→ EXTRACTED DATA:

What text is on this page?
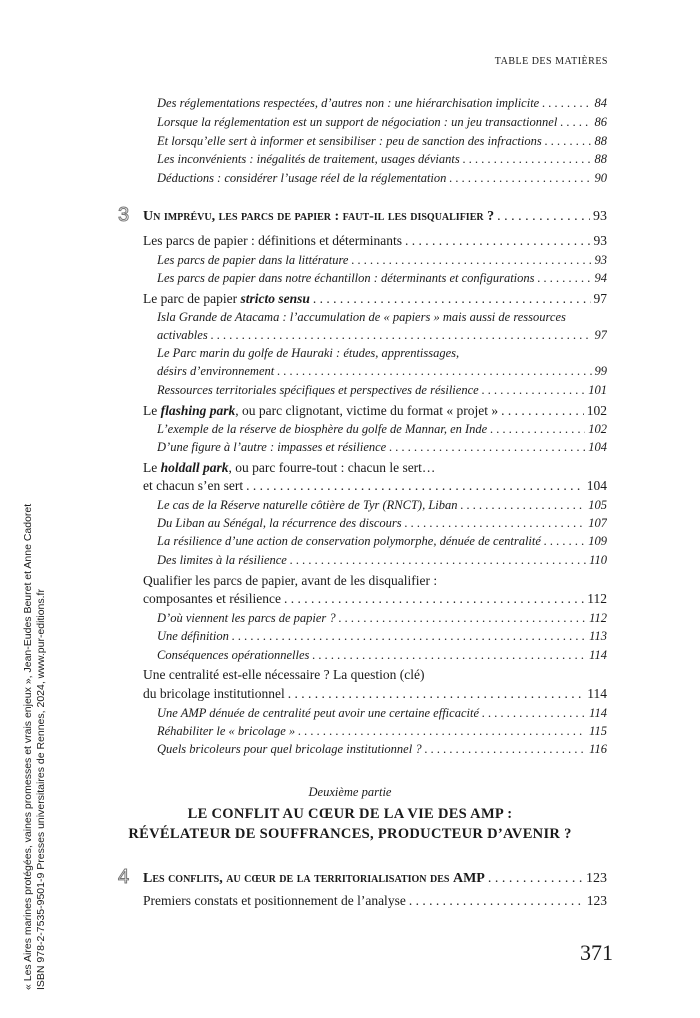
TABLE DES MATIÈRES
Des réglementations respectées, d’autres non : une hiérarchisation implicite . . .	84
Lorsque la réglementation est un support de négociation : un jeu transactionnel . . .	86
Et lorsqu’elle sert à informer et sensibiliser : peu de sanction des infractions . . .	88
Les inconvénients : inégalités de traitement, usages déviants . . .	88
Déductions : considérer l’usage réel de la réglementation . . .	90
3 Un imprévu, les parcs de papier : faut-il les disqualifier ? . . .	93
Les parcs de papier : définitions et déterminants . . .	93
Les parcs de papier dans la littérature . . .	93
Les parcs de papier dans notre échantillon : déterminants et configurations . . .	94
Le parc de papier stricto sensu . . .	97
Isla Grande de Atacama : l’accumulation de « papiers » mais aussi de ressources
activables . . .	97
Le Parc marin du golfe de Hauraki : études, apprentissages,
désirs d’environnement . . .	99
Ressources territoriales spécifiques et perspectives de résilience . . .	101
Le flashing park, ou parc clignotant, victime du format « projet » . . .	102
L’exemple de la réserve de biosphère du golfe de Mannar, en Inde . . .	102
D’une figure à l’autre : impasses et résilience . . .	104
Le holdall park, ou parc fourre-tout : chacun le sert…
et chacun s’en sert . . .	104
Le cas de la Réserve naturelle côtière de Tyr (RNCT), Liban . . .	105
Du Liban au Sénégal, la récurrence des discours . . .	107
La résilience d’une action de conservation polymorphe, dénuée de centralité . . .	109
Des limites à la résilience . . .	110
Qualifier les parcs de papier, avant de les disqualifier :
composantes et résilience . . .	112
D’où viennent les parcs de papier ? . . .	112
Une définition . . .	113
Conséquences opérationnelles . . .	114
Une centralité est-elle nécessaire ? La question (clé)
du bricolage institutionnel . . .	114
Une AMP dénuée de centralité peut avoir une certaine efficacité . . .	114
Réhabiliter le « bricolage » . . .	115
Quels bricoleurs pour quel bricolage institutionnel ? . . .	116
Deuxième partie
LE CONFLIT AU CŒUR DE LA VIE DES AMP :
RÉVÉLATEUR DE SOUFFRANCES, PRODUCTEUR D’AVENIR ?
4 Les conflits, au cœur de la territorialisation des AMP . . .	123
Premiers constats et positionnement de l’analyse . . .	123
371
« Les Aires marines protégées, vaines promesses et vrais enjeux », Jean-Eudes Beuret et Anne Cadoret ISBN 978-2-7535-9501-9 Presses universitaires de Rennes, 2024, www.pur-editions.fr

→ TASK BRIEF: Using the listing above, list every line in which the string "bricolage" occurs.

→ ANSWER BELOW:
du bricolage institutionnel . . .	114
Réhabiliter le « bricolage » . . .	115
Quels bricoleurs pour quel bricolage institutionnel ? . . .	116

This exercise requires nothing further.